__WHAT TO DO__:
Find and return each line containing "name".

__INPUT DATA__:
>> Begin

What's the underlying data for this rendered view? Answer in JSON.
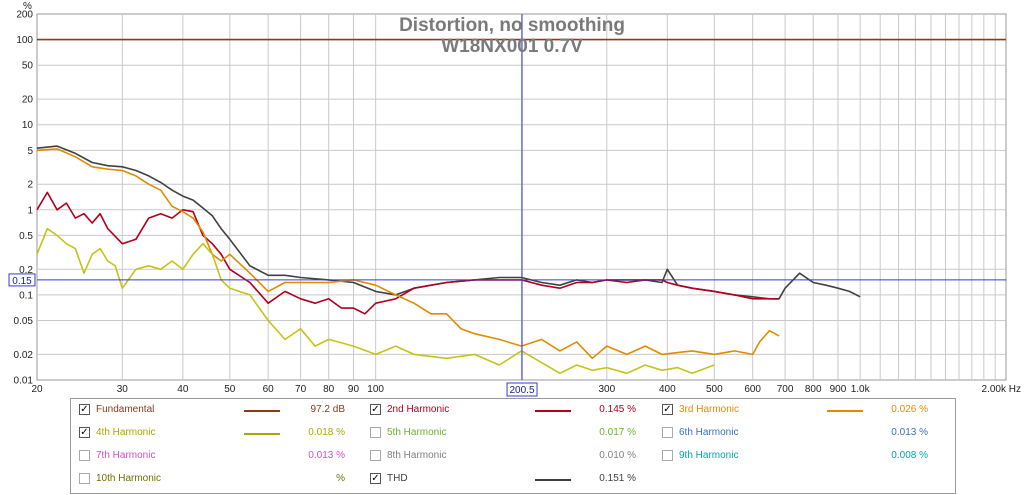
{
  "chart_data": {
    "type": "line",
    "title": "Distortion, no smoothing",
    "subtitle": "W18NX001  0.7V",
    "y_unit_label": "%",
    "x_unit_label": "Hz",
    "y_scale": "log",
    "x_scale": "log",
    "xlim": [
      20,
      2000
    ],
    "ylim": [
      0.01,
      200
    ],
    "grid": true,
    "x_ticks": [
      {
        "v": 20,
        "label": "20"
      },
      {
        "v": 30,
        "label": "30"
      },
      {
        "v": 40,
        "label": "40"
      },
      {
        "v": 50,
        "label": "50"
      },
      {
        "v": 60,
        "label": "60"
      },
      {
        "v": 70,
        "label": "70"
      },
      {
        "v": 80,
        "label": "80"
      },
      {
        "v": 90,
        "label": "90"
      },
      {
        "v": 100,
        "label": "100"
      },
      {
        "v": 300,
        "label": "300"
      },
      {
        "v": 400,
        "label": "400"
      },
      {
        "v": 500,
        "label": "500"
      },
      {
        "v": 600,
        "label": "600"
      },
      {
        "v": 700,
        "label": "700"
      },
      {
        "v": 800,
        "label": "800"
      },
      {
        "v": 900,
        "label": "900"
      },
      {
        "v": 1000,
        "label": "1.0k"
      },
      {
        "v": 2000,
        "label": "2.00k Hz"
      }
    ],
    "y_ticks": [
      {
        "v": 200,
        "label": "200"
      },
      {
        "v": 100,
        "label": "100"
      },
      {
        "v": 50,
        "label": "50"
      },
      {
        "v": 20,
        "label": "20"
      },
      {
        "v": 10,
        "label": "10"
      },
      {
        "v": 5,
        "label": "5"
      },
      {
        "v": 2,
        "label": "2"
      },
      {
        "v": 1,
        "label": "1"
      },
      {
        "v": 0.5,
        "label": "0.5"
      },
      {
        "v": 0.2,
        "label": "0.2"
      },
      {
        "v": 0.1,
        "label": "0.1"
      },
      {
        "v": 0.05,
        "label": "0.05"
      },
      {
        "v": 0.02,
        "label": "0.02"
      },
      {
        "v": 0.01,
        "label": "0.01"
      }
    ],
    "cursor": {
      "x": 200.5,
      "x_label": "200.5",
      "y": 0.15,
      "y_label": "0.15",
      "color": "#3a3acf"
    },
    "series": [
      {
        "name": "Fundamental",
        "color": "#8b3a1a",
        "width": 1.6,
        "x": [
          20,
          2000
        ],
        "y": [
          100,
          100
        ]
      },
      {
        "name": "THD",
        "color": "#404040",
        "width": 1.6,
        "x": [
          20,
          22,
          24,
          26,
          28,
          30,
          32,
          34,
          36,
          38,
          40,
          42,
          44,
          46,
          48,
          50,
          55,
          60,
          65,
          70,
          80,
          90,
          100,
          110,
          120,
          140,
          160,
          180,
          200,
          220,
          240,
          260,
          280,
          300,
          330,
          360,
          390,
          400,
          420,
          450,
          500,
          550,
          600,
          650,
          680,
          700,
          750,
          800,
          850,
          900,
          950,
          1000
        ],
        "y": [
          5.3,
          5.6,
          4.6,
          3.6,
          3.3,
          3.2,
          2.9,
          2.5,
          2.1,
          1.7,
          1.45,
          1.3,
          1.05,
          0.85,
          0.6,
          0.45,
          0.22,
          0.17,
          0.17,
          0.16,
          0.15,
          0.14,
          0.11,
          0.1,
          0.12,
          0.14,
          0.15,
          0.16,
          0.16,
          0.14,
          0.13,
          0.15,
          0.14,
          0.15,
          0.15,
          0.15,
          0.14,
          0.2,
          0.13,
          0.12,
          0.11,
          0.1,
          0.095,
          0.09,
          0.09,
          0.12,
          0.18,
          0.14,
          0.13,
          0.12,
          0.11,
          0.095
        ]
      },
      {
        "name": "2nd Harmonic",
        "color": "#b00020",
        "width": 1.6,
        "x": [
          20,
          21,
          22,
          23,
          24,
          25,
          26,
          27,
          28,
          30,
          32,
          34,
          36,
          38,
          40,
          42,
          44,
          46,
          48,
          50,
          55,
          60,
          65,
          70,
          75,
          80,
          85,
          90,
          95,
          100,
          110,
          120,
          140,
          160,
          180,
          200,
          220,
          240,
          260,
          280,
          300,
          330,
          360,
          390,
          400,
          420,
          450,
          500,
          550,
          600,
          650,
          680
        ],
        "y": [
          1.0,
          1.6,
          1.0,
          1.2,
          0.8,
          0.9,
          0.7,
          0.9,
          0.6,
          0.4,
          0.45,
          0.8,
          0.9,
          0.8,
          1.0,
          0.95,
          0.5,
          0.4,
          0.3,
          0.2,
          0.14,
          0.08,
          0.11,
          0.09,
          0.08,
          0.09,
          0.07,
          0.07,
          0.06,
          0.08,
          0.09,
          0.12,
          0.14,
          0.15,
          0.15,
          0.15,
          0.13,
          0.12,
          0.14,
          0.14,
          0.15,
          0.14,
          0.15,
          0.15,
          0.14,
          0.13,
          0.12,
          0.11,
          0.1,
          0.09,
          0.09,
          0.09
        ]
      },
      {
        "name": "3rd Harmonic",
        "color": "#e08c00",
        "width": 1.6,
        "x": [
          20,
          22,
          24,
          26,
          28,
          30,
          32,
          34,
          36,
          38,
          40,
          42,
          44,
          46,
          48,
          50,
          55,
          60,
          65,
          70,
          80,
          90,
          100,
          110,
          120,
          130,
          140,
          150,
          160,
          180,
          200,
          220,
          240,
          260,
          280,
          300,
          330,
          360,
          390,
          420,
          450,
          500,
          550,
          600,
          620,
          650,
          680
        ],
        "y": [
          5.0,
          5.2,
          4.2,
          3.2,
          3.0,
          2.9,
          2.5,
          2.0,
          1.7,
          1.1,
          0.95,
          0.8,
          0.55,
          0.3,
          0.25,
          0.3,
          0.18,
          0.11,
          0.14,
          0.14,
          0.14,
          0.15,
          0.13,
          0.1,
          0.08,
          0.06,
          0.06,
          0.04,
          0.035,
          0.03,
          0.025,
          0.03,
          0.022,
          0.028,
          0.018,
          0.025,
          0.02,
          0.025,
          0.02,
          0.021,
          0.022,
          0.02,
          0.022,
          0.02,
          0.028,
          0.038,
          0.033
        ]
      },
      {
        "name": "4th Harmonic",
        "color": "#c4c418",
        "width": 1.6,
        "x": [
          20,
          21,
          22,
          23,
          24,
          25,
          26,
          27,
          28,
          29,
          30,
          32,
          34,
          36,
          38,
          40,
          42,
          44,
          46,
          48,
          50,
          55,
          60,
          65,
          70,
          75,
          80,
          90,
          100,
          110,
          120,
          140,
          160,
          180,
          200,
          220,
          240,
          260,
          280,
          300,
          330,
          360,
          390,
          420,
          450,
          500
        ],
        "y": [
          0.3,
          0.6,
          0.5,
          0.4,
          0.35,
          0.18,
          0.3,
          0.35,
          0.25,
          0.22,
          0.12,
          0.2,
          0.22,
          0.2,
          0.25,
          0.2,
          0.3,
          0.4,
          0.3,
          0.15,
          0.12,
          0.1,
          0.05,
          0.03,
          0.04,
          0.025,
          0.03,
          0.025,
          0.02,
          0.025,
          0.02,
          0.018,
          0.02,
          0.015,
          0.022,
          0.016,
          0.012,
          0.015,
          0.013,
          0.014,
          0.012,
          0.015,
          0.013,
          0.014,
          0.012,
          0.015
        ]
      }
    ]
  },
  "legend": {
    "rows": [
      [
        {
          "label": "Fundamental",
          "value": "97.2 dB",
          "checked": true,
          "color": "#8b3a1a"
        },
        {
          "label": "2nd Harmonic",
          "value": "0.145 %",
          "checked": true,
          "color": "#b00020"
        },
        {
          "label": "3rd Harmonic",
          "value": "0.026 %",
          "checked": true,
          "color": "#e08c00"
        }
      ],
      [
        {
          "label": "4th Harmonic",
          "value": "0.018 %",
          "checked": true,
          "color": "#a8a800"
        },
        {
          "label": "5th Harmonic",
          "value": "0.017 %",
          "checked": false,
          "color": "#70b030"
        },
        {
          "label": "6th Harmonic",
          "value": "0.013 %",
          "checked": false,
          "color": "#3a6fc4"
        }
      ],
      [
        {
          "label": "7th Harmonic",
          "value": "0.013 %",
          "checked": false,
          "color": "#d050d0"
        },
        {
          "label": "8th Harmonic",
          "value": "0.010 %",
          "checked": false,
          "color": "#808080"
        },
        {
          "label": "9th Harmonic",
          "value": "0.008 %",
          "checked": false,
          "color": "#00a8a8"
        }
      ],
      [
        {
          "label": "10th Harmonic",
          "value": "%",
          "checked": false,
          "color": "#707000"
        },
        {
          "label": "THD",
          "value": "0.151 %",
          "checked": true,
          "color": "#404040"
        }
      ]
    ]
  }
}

>> End

__THE ANSWER__:
        "name": "Fundamental",
        "name": "THD",
        "name": "2nd Harmonic",
        "name": "3rd Harmonic",
        "name": "4th Harmonic",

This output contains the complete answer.